**To be done**. Copy all of the records below verbatim.

**Record extracts**.
§

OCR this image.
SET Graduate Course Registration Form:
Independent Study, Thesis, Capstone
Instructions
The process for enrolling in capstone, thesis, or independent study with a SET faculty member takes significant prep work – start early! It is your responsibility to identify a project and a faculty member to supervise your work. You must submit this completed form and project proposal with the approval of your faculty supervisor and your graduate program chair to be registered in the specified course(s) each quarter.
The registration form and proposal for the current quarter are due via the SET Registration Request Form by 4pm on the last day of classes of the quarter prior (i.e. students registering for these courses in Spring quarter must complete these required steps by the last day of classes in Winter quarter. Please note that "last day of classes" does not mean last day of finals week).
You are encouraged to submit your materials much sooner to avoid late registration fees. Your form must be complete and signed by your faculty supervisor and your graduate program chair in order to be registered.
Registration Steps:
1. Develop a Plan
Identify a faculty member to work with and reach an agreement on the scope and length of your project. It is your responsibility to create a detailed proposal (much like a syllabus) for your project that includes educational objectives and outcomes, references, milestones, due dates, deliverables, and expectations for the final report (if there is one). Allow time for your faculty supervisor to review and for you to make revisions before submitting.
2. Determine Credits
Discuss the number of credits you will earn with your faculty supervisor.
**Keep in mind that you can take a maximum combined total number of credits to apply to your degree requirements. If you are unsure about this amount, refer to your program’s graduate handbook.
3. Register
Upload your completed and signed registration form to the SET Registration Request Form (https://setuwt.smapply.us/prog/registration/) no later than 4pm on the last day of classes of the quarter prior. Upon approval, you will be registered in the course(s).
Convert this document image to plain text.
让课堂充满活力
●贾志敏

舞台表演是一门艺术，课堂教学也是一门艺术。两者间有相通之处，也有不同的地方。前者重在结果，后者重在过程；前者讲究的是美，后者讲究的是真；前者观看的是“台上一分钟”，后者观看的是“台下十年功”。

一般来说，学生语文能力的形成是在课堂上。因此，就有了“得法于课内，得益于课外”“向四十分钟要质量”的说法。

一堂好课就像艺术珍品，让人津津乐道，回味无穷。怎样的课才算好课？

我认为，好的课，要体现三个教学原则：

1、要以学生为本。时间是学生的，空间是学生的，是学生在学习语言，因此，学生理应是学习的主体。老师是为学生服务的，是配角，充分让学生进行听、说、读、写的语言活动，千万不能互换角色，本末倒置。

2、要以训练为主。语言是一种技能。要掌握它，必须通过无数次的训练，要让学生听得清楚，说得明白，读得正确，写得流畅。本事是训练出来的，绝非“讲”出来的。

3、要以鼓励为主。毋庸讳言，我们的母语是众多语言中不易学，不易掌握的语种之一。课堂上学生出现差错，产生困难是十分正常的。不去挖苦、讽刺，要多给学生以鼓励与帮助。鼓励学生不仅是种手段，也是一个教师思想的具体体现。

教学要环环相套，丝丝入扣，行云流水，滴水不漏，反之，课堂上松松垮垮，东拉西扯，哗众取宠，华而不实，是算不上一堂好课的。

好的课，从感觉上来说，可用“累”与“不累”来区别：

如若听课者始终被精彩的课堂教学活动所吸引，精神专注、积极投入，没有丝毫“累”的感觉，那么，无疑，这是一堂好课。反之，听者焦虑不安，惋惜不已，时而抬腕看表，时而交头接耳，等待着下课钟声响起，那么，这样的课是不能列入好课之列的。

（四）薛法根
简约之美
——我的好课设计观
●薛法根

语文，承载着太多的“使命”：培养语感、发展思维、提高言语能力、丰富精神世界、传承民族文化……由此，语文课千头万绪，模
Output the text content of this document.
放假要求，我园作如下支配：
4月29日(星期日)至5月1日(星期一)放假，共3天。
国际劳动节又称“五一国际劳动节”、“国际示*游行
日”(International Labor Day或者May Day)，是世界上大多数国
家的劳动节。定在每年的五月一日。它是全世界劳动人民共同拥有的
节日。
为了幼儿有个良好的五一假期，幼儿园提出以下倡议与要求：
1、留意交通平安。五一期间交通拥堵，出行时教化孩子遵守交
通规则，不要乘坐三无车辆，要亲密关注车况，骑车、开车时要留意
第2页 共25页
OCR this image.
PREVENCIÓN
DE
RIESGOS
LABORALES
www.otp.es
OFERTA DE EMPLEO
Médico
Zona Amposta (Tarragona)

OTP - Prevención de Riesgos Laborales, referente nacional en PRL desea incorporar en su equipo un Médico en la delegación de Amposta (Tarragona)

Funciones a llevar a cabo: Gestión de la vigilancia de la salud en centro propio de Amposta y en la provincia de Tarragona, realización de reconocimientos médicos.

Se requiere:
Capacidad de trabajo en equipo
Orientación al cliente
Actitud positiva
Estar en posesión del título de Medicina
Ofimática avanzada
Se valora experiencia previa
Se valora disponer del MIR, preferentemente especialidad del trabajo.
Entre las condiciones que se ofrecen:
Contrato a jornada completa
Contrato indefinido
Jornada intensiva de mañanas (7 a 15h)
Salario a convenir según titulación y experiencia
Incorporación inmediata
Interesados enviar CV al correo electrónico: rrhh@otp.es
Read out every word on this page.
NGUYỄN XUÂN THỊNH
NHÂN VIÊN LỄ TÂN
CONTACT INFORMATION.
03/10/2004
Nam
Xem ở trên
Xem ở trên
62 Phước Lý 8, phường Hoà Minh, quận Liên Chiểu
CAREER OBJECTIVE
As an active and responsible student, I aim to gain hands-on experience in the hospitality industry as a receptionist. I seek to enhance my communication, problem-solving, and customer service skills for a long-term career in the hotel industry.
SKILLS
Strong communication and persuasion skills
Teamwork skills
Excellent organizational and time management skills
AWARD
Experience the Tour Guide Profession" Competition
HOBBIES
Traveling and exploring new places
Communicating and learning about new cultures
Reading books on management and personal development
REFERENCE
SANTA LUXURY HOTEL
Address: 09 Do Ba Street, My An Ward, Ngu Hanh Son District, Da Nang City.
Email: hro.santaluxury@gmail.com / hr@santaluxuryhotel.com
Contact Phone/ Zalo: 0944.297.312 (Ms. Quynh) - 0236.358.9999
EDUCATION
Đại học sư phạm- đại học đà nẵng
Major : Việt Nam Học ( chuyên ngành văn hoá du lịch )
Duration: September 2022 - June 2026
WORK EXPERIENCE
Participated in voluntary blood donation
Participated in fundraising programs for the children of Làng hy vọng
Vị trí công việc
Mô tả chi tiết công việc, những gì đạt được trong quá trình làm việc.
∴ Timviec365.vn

§

**Answer below**.
OCR this image.
SET Graduate Course Registration Form:
Independent Study, Thesis, Capstone
Instructions
The process for enrolling in capstone, thesis, or independent study with a SET faculty member takes significant prep work – start early! It is your responsibility to identify a project and a faculty member to supervise your work. You must submit this completed form and project proposal with the approval of your faculty supervisor and your graduate program chair to be registered in the specified course(s) each quarter.
The registration form and proposal for the current quarter are due via the SET Registration Request Form by 4pm on the last day of classes of the quarter prior (i.e. students registering for these courses in Spring quarter must complete these required steps by the last day of classes in Winter quarter. Please note that "last day of classes" does not mean last day of finals week).
You are encouraged to submit your materials much sooner to avoid late registration fees. Your form must be complete and signed by your faculty supervisor and your graduate program chair in order to be registered.
Registration Steps:
1. Develop a Plan
Identify a faculty member to work with and reach an agreement on the scope and length of your project. It is your responsibility to create a detailed proposal (much like a syllabus) for your project that includes educational objectives and outcomes, references, milestones, due dates, deliverables, and expectations for the final report (if there is one). Allow time for your faculty supervisor to review and for you to make revisions before submitting.
2. Determine Credits
Discuss the number of credits you will earn with your faculty supervisor.
**Keep in mind that you can take a maximum combined total number of credits to apply to your degree requirements. If you are unsure about this amount, refer to your program’s graduate handbook.
3. Register
Upload your completed and signed registration form to the SET Registration Request Form (https://setuwt.smapply.us/prog/registration/) no later than 4pm on the last day of classes of the quarter prior. Upon approval, you will be registered in the course(s).
Convert this document image to plain text.
让课堂充满活力
●贾志敏

舞台表演是一门艺术，课堂教学也是一门艺术。两者间有相通之处，也有不同的地方。前者重在结果，后者重在过程；前者讲究的是美，后者讲究的是真；前者观看的是“台上一分钟”，后者观看的是“台下十年功”。

一般来说，学生语文能力的形成是在课堂上。因此，就有了“得法于课内，得益于课外”“向四十分钟要质量”的说法。

一堂好课就像艺术珍品，让人津津乐道，回味无穷。怎样的课才算好课？

我认为，好的课，要体现三个教学原则：

1、要以学生为本。时间是学生的，空间是学生的，是学生在学习语言，因此，学生理应是学习的主体。老师是为学生服务的，是配角，充分让学生进行听、说、读、写的语言活动，千万不能互换角色，本末倒置。

2、要以训练为主。语言是一种技能。要掌握它，必须通过无数次的训练，要让学生听得清楚，说得明白，读得正确，写得流畅。本事是训练出来的，绝非“讲”出来的。

3、要以鼓励为主。毋庸讳言，我们的母语是众多语言中不易学，不易掌握的语种之一。课堂上学生出现差错，产生困难是十分正常的。不去挖苦、讽刺，要多给学生以鼓励与帮助。鼓励学生不仅是种手段，也是一个教师思想的具体体现。

教学要环环相套，丝丝入扣，行云流水，滴水不漏，反之，课堂上松松垮垮，东拉西扯，哗众取宠，华而不实，是算不上一堂好课的。

好的课，从感觉上来说，可用“累”与“不累”来区别：

如若听课者始终被精彩的课堂教学活动所吸引，精神专注、积极投入，没有丝毫“累”的感觉，那么，无疑，这是一堂好课。反之，听者焦虑不安，惋惜不已，时而抬腕看表，时而交头接耳，等待着下课钟声响起，那么，这样的课是不能列入好课之列的。

（四）薛法根
简约之美
——我的好课设计观
●薛法根

语文，承载着太多的“使命”：培养语感、发展思维、提高言语能力、丰富精神世界、传承民族文化……由此，语文课千头万绪，模
Output the text content of this document.
放假要求，我园作如下支配：
4月29日(星期日)至5月1日(星期一)放假，共3天。
国际劳动节又称“五一国际劳动节”、“国际示*游行
日”(International Labor Day或者May Day)，是世界上大多数国
家的劳动节。定在每年的五月一日。它是全世界劳动人民共同拥有的
节日。
为了幼儿有个良好的五一假期，幼儿园提出以下倡议与要求：
1、留意交通平安。五一期间交通拥堵，出行时教化孩子遵守交
通规则，不要乘坐三无车辆，要亲密关注车况，骑车、开车时要留意
第2页 共25页
OCR this image.
PREVENCIÓN
DE
RIESGOS
LABORALES
www.otp.es
OFERTA DE EMPLEO
Médico
Zona Amposta (Tarragona)

OTP - Prevención de Riesgos Laborales, referente nacional en PRL desea incorporar en su equipo un Médico en la delegación de Amposta (Tarragona)

Funciones a llevar a cabo: Gestión de la vigilancia de la salud en centro propio de Amposta y en la provincia de Tarragona, realización de reconocimientos médicos.

Se requiere:
Capacidad de trabajo en equipo
Orientación al cliente
Actitud positiva
Estar en posesión del título de Medicina
Ofimática avanzada
Se valora experiencia previa
Se valora disponer del MIR, preferentemente especialidad del trabajo.
Entre las condiciones que se ofrecen:
Contrato a jornada completa
Contrato indefinido
Jornada intensiva de mañanas (7 a 15h)
Salario a convenir según titulación y experiencia
Incorporación inmediata
Interesados enviar CV al correo electrónico: rrhh@otp.es
Read out every word on this page.
NGUYỄN XUÂN THỊNH
NHÂN VIÊN LỄ TÂN
CONTACT INFORMATION.
03/10/2004
Nam
Xem ở trên
Xem ở trên
62 Phước Lý 8, phường Hoà Minh, quận Liên Chiểu
CAREER OBJECTIVE
As an active and responsible student, I aim to gain hands-on experience in the hospitality industry as a receptionist. I seek to enhance my communication, problem-solving, and customer service skills for a long-term career in the hotel industry.
SKILLS
Strong communication and persuasion skills
Teamwork skills
Excellent organizational and time management skills
AWARD
Experience the Tour Guide Profession" Competition
HOBBIES
Traveling and exploring new places
Communicating and learning about new cultures
Reading books on management and personal development
REFERENCE
SANTA LUXURY HOTEL
Address: 09 Do Ba Street, My An Ward, Ngu Hanh Son District, Da Nang City.
Email: hro.santaluxury@gmail.com / hr@santaluxuryhotel.com
Contact Phone/ Zalo: 0944.297.312 (Ms. Quynh) - 0236.358.9999
EDUCATION
Đại học sư phạm- đại học đà nẵng
Major : Việt Nam Học ( chuyên ngành văn hoá du lịch )
Duration: September 2022 - June 2026
WORK EXPERIENCE
Participated in voluntary blood donation
Participated in fundraising programs for the children of Làng hy vọng
Vị trí công việc
Mô tả chi tiết công việc, những gì đạt được trong quá trình làm việc.
∴ Timviec365.vn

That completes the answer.